* [Provided data]
━━━━━━
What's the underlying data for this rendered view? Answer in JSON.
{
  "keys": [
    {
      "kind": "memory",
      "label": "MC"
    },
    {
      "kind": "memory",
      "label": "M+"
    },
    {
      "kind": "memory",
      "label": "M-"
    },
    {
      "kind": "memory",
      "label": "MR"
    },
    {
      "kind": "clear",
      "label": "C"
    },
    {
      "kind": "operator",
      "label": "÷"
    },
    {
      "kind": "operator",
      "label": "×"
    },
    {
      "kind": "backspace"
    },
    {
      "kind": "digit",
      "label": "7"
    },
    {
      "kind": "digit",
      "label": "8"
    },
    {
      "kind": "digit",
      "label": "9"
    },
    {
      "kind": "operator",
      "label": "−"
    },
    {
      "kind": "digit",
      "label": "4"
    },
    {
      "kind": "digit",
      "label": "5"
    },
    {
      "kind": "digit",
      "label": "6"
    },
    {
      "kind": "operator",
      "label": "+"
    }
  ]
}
━━━━━━
* [Exercise] Transcribe the data. Leave every line exactly as it is.

* [Result for this exercise]
What's the underlying data for this rendered view? Answer in JSON.
{
  "keys": [
    {
      "kind": "memory",
      "label": "MC"
    },
    {
      "kind": "memory",
      "label": "M+"
    },
    {
      "kind": "memory",
      "label": "M-"
    },
    {
      "kind": "memory",
      "label": "MR"
    },
    {
      "kind": "clear",
      "label": "C"
    },
    {
      "kind": "operator",
      "label": "÷"
    },
    {
      "kind": "operator",
      "label": "×"
    },
    {
      "kind": "backspace"
    },
    {
      "kind": "digit",
      "label": "7"
    },
    {
      "kind": "digit",
      "label": "8"
    },
    {
      "kind": "digit",
      "label": "9"
    },
    {
      "kind": "operator",
      "label": "−"
    },
    {
      "kind": "digit",
      "label": "4"
    },
    {
      "kind": "digit",
      "label": "5"
    },
    {
      "kind": "digit",
      "label": "6"
    },
    {
      "kind": "operator",
      "label": "+"
    }
  ]
}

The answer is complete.